▸ **Material shown**:
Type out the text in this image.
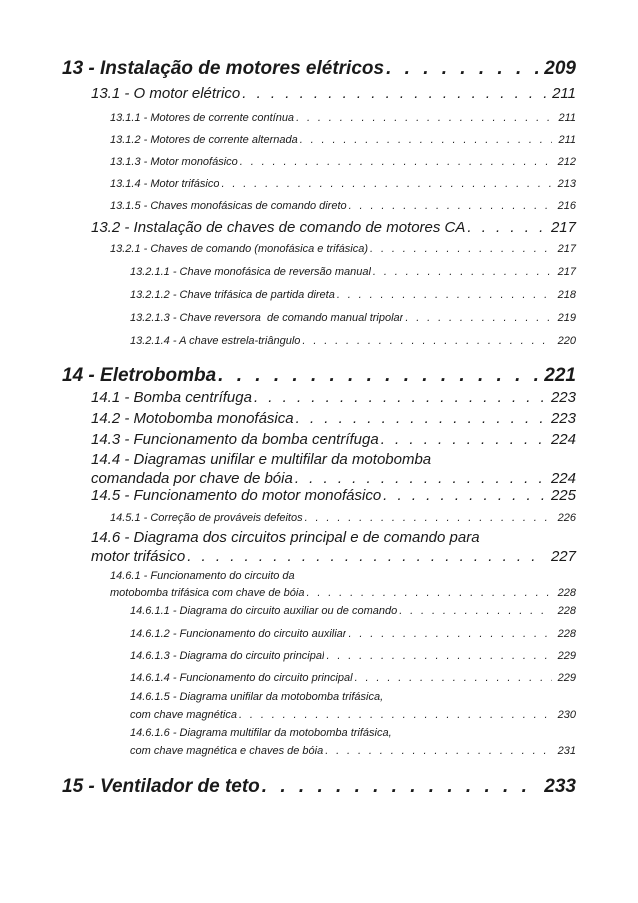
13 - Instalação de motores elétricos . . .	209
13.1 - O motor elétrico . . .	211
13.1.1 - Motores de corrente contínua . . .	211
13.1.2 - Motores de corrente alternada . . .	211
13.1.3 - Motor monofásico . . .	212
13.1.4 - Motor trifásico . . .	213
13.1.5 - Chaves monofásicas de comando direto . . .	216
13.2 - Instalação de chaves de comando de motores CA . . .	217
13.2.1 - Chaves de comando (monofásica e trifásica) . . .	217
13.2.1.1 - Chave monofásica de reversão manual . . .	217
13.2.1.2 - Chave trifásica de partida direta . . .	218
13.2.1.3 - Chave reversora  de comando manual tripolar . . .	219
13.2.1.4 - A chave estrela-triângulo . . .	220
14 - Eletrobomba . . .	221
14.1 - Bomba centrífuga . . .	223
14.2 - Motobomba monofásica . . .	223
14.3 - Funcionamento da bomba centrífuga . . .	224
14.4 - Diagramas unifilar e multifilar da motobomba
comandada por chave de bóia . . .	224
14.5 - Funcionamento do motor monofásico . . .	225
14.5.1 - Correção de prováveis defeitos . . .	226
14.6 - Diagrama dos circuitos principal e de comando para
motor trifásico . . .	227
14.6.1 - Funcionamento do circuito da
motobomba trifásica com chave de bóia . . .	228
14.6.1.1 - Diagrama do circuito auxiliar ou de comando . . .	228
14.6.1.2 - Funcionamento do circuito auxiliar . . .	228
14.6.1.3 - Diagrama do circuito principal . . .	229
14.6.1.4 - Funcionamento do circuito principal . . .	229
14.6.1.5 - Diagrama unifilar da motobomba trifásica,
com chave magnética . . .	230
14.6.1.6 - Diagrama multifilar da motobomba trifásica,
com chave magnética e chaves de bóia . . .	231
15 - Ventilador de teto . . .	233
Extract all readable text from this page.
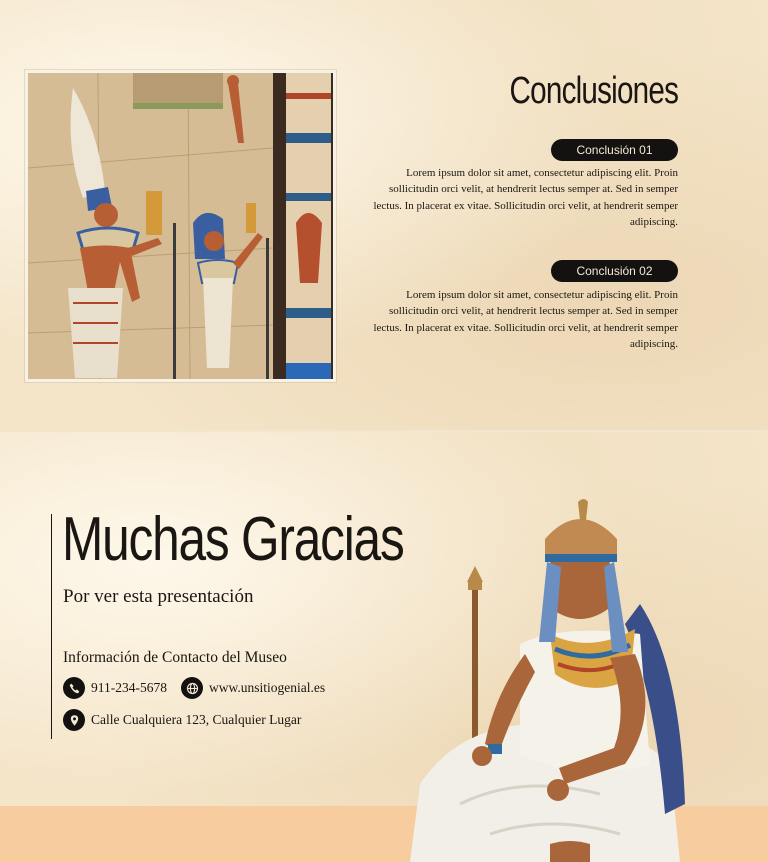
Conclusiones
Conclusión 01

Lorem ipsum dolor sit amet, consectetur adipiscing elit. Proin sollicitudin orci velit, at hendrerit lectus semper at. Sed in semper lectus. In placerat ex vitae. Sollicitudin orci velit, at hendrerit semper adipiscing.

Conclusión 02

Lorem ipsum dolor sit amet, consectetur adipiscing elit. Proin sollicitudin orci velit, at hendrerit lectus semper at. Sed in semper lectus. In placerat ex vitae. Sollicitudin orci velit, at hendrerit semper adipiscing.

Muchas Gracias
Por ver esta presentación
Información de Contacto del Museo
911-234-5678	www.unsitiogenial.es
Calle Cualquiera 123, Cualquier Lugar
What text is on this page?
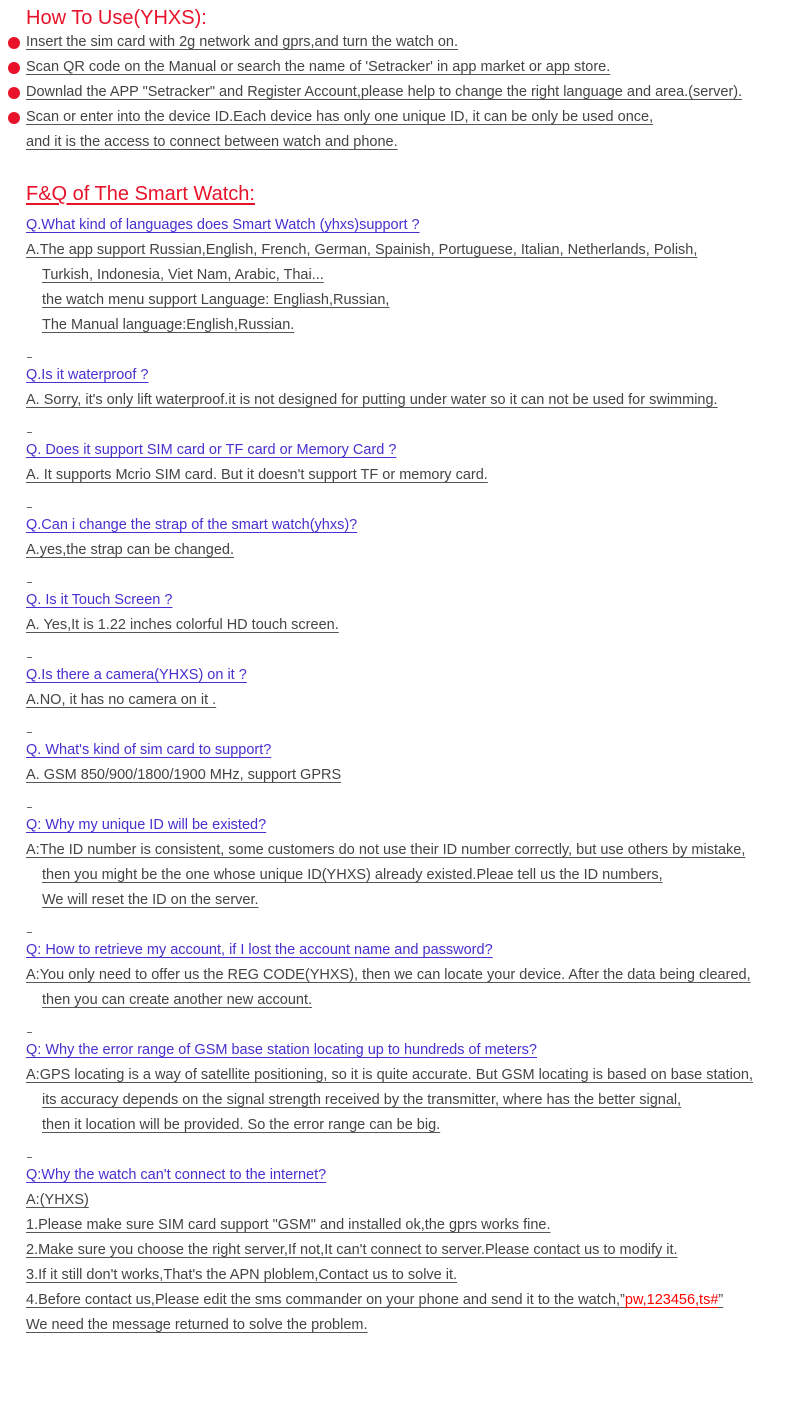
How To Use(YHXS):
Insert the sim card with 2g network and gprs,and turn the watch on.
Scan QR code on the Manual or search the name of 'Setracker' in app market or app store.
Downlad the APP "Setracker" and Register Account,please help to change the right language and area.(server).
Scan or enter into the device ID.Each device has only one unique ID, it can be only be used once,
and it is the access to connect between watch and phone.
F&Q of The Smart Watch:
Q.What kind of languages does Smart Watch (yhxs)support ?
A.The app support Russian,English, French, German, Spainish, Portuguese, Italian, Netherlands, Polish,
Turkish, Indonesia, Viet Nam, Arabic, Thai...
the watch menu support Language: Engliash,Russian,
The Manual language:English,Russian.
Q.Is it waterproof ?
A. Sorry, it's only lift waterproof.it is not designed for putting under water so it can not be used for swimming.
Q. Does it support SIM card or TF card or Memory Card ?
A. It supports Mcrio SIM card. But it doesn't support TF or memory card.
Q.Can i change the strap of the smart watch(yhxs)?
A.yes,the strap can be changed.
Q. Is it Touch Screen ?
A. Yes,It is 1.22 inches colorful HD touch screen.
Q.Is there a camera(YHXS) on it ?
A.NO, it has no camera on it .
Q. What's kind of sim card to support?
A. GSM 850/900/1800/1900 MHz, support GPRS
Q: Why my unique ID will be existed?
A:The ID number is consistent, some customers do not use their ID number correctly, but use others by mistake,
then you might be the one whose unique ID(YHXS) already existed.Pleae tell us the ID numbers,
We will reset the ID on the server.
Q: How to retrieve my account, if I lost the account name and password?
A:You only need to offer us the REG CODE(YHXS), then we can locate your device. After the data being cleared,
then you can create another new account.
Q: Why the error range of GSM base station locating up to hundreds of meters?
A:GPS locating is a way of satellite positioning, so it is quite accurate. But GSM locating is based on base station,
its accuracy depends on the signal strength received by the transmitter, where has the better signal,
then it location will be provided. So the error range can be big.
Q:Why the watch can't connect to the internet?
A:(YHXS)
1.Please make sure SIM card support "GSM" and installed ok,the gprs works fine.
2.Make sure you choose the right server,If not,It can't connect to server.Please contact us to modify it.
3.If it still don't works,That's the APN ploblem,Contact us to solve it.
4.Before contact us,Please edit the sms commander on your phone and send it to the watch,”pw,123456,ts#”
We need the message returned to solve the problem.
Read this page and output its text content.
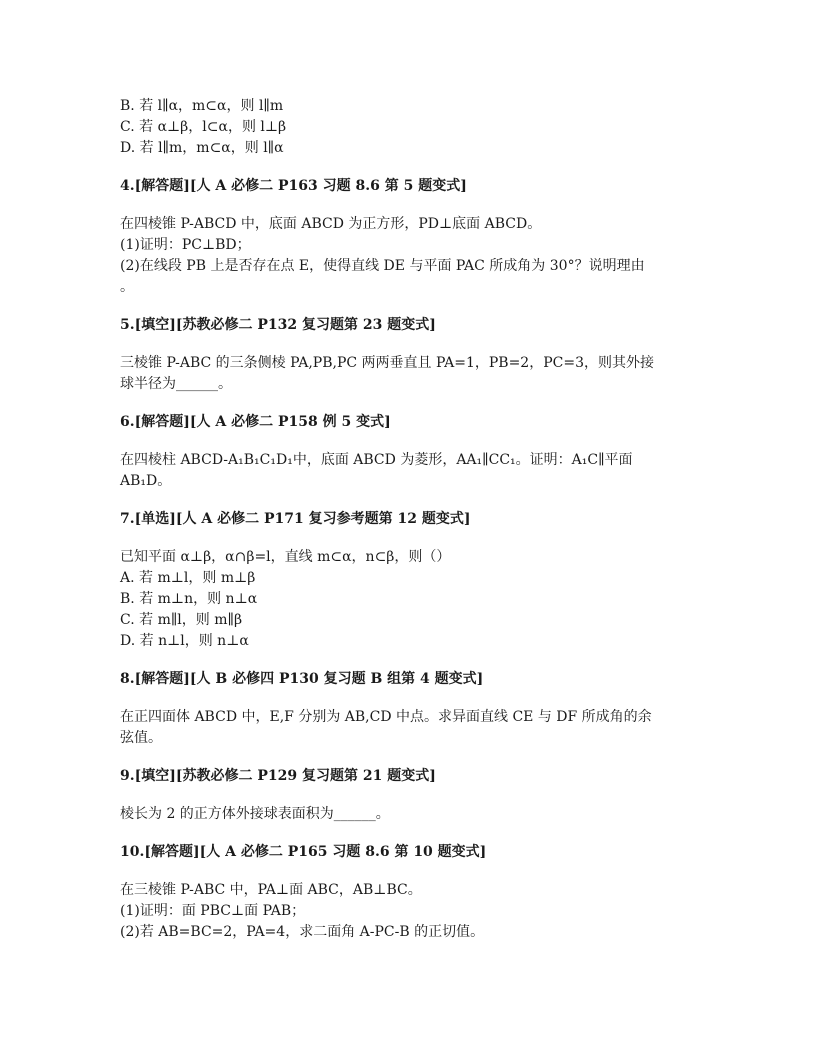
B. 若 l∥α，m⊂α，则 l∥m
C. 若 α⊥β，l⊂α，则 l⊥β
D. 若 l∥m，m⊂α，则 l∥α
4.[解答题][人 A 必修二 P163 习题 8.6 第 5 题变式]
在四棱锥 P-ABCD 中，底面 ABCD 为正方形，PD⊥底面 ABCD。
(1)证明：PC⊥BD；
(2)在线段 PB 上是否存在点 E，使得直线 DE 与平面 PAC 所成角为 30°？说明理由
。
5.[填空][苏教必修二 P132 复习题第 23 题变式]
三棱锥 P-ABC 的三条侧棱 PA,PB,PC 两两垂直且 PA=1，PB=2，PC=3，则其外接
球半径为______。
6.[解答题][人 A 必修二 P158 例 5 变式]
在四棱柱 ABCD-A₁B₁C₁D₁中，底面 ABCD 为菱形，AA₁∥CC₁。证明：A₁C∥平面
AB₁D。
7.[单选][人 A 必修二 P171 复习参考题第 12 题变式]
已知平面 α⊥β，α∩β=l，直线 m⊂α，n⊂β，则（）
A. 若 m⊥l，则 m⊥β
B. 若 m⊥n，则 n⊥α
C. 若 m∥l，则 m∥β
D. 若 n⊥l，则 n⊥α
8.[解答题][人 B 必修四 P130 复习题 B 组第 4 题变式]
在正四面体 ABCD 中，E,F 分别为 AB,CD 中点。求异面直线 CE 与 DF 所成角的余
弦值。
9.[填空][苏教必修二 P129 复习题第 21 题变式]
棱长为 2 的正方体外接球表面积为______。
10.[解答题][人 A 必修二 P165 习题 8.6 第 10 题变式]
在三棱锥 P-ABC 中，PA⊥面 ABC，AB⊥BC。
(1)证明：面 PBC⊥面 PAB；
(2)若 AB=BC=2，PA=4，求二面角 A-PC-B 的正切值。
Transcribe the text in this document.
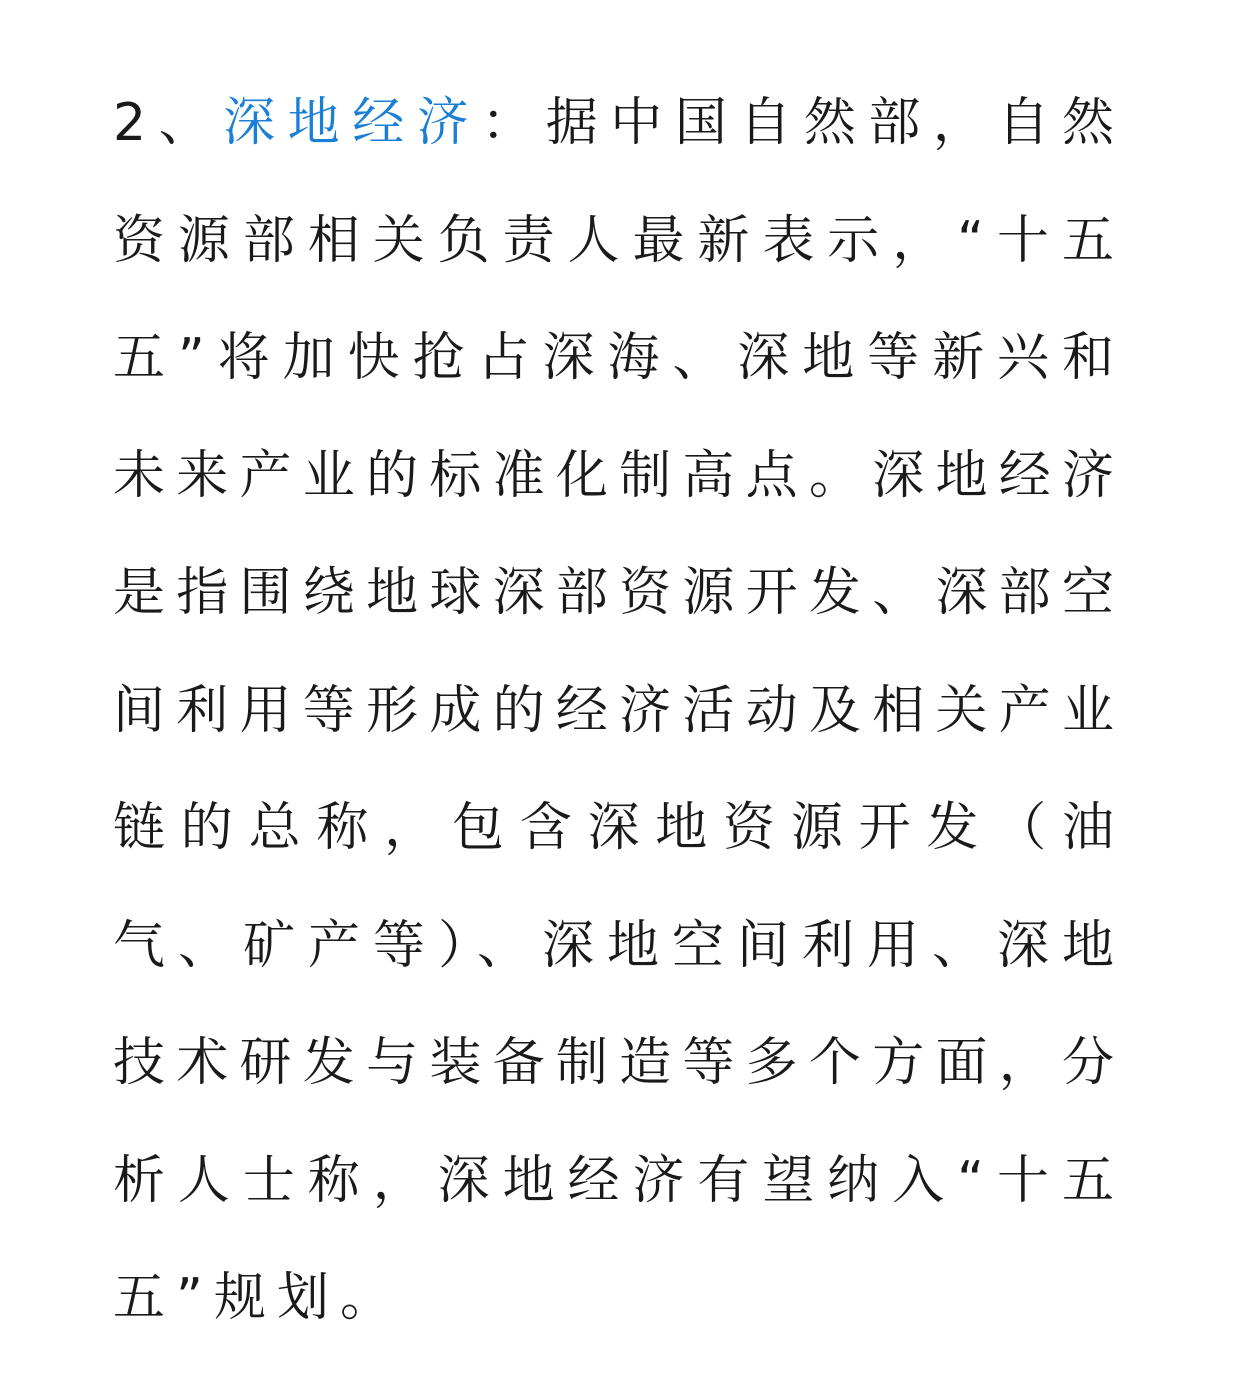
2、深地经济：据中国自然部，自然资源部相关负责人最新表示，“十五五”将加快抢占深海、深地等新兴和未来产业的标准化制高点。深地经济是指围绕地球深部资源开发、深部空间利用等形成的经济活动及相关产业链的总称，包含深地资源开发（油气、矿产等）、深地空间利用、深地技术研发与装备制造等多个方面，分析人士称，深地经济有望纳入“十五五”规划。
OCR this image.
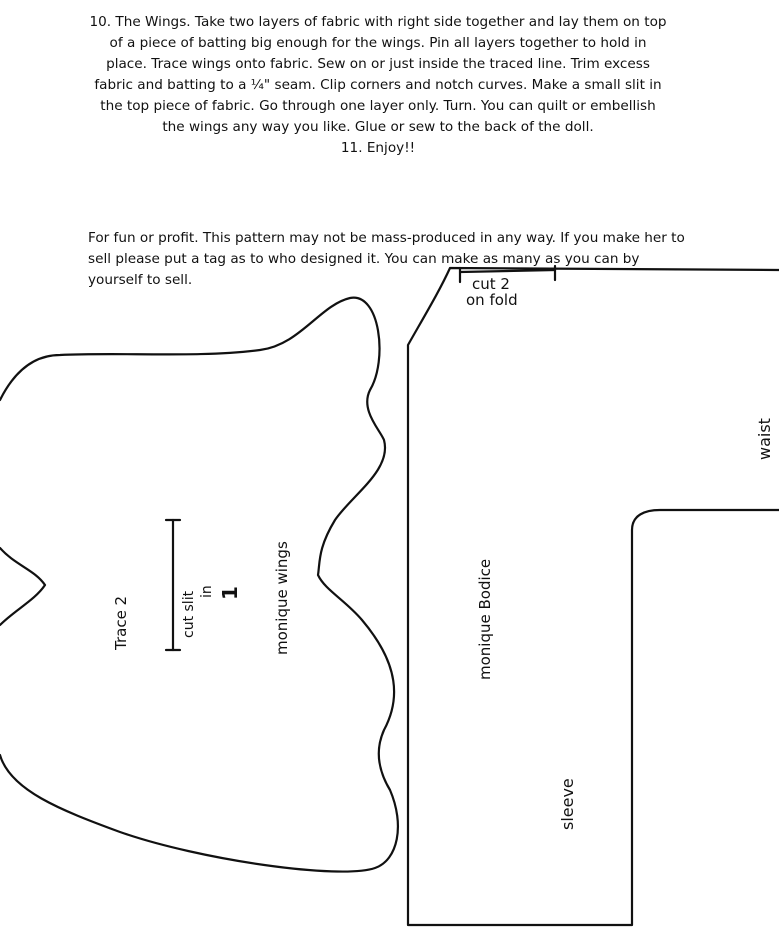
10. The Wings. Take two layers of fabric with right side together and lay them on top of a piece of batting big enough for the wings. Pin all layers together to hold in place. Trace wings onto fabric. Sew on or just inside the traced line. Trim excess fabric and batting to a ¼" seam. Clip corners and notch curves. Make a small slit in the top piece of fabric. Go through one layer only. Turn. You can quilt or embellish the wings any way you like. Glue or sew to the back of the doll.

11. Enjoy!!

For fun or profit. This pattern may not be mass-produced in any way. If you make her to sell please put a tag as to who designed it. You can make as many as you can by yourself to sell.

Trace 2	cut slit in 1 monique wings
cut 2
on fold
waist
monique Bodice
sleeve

▸ **Directions**:
From the entries above, select each line containing the string "What".

▸ **Expected answer**:
What text is on this page?
Q.What kind of languages does Smart Watch (yhxs)support ?
Q. What's kind of sim card to support?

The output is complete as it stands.